● WORK REQUIRED
Provide only the number of lines in the listing that contain the word "serai".

● TASK INPUTS
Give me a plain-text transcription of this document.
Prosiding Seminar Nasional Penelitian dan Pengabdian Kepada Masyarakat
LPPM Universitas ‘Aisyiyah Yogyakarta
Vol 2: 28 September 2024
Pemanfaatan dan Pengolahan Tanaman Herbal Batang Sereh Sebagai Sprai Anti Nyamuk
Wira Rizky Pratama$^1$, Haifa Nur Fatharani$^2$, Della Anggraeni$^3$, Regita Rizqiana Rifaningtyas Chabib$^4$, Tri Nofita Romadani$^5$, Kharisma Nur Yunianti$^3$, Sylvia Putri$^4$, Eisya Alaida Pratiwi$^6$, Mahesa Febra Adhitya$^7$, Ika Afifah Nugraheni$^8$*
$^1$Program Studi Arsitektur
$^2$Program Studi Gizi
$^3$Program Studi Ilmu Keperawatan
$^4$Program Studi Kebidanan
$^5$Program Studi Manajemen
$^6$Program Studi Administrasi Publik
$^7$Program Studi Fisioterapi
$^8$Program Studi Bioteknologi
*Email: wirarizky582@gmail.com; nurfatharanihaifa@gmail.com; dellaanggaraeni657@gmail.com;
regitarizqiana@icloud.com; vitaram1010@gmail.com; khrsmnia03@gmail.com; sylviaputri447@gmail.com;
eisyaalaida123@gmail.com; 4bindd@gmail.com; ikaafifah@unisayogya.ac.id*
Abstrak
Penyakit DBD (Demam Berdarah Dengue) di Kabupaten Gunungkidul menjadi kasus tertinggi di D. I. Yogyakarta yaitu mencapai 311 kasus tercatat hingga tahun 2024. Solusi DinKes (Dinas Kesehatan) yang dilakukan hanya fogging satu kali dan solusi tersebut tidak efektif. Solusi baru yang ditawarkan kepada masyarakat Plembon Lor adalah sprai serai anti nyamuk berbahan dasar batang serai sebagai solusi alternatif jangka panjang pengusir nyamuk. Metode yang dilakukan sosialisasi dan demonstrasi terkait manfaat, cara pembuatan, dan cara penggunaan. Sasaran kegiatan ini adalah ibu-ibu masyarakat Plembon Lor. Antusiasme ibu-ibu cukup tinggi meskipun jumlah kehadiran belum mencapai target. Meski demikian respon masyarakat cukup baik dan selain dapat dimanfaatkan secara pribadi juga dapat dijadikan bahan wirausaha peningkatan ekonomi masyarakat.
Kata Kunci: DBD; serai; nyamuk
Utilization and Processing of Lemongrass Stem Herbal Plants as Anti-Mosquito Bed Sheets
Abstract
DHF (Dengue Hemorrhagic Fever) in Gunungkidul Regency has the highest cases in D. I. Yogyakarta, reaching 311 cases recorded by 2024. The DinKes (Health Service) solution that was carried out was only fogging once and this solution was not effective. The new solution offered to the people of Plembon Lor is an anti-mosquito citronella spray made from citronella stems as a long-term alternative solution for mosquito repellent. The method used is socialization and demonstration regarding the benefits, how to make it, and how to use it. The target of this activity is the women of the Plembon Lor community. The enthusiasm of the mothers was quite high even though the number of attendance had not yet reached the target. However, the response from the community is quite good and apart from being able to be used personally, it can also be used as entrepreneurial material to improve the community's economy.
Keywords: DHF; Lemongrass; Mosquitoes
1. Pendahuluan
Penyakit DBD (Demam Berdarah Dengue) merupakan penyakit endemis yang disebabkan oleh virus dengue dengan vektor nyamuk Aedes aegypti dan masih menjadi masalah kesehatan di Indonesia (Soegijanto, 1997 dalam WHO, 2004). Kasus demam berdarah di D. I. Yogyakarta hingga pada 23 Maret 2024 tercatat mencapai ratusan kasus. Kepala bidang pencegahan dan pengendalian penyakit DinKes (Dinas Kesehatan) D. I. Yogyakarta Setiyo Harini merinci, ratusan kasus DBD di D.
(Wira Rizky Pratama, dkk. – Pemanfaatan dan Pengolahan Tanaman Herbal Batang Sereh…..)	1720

● ANSWER BOX
2